» PROBLEM REQUIREMENTS
Your task is to retype each line of the data below exactly.
_ _ _ _ _
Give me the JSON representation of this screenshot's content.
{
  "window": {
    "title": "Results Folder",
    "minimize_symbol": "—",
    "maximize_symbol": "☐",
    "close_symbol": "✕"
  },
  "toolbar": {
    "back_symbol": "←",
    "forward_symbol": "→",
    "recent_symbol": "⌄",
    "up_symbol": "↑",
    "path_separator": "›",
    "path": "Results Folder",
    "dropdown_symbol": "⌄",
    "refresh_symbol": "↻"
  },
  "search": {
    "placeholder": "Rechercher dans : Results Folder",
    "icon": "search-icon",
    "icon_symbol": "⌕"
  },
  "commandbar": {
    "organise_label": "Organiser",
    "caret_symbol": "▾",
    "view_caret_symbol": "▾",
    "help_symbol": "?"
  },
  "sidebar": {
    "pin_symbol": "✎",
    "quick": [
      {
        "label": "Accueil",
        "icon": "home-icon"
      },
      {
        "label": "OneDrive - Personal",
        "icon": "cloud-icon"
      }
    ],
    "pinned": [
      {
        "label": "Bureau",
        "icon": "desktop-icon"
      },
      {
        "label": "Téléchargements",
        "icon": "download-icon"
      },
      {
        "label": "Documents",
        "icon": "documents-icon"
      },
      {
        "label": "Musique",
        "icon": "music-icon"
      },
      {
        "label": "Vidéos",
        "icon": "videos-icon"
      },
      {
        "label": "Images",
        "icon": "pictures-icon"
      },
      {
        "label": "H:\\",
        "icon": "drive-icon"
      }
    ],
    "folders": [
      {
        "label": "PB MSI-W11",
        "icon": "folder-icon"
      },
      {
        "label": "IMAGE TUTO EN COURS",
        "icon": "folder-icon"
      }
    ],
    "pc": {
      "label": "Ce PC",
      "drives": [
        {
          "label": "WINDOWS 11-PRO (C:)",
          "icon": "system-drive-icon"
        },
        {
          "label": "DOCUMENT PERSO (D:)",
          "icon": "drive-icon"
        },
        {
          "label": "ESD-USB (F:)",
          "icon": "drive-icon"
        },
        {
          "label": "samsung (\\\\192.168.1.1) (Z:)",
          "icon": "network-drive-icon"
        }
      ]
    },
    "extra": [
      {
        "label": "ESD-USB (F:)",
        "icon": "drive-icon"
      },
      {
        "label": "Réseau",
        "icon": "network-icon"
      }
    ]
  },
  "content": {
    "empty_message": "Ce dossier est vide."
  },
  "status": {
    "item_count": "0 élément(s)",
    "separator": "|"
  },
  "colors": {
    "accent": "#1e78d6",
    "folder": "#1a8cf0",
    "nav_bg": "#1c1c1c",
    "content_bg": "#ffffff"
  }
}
_ _ _ _ _
» EXERCISE RESPONSE
Give me the JSON representation of this screenshot's content.
{
  "window": {
    "title": "Results Folder",
    "minimize_symbol": "—",
    "maximize_symbol": "☐",
    "close_symbol": "✕"
  },
  "toolbar": {
    "back_symbol": "←",
    "forward_symbol": "→",
    "recent_symbol": "⌄",
    "up_symbol": "↑",
    "path_separator": "›",
    "path": "Results Folder",
    "dropdown_symbol": "⌄",
    "refresh_symbol": "↻"
  },
  "search": {
    "placeholder": "Rechercher dans : Results Folder",
    "icon": "search-icon",
    "icon_symbol": "⌕"
  },
  "commandbar": {
    "organise_label": "Organiser",
    "caret_symbol": "▾",
    "view_caret_symbol": "▾",
    "help_symbol": "?"
  },
  "sidebar": {
    "pin_symbol": "✎",
    "quick": [
      {
        "label": "Accueil",
        "icon": "home-icon"
      },
      {
        "label": "OneDrive - Personal",
        "icon": "cloud-icon"
      }
    ],
    "pinned": [
      {
        "label": "Bureau",
        "icon": "desktop-icon"
      },
      {
        "label": "Téléchargements",
        "icon": "download-icon"
      },
      {
        "label": "Documents",
        "icon": "documents-icon"
      },
      {
        "label": "Musique",
        "icon": "music-icon"
      },
      {
        "label": "Vidéos",
        "icon": "videos-icon"
      },
      {
        "label": "Images",
        "icon": "pictures-icon"
      },
      {
        "label": "H:\\",
        "icon": "drive-icon"
      }
    ],
    "folders": [
      {
        "label": "PB MSI-W11",
        "icon": "folder-icon"
      },
      {
        "label": "IMAGE TUTO EN COURS",
        "icon": "folder-icon"
      }
    ],
    "pc": {
      "label": "Ce PC",
      "drives": [
        {
          "label": "WINDOWS 11-PRO (C:)",
          "icon": "system-drive-icon"
        },
        {
          "label": "DOCUMENT PERSO (D:)",
          "icon": "drive-icon"
        },
        {
          "label": "ESD-USB (F:)",
          "icon": "drive-icon"
        },
        {
          "label": "samsung (\\\\192.168.1.1) (Z:)",
          "icon": "network-drive-icon"
        }
      ]
    },
    "extra": [
      {
        "label": "ESD-USB (F:)",
        "icon": "drive-icon"
      },
      {
        "label": "Réseau",
        "icon": "network-icon"
      }
    ]
  },
  "content": {
    "empty_message": "Ce dossier est vide."
  },
  "status": {
    "item_count": "0 élément(s)",
    "separator": "|"
  },
  "colors": {
    "accent": "#1e78d6",
    "folder": "#1a8cf0",
    "nav_bg": "#1c1c1c",
    "content_bg": "#ffffff"
  }
}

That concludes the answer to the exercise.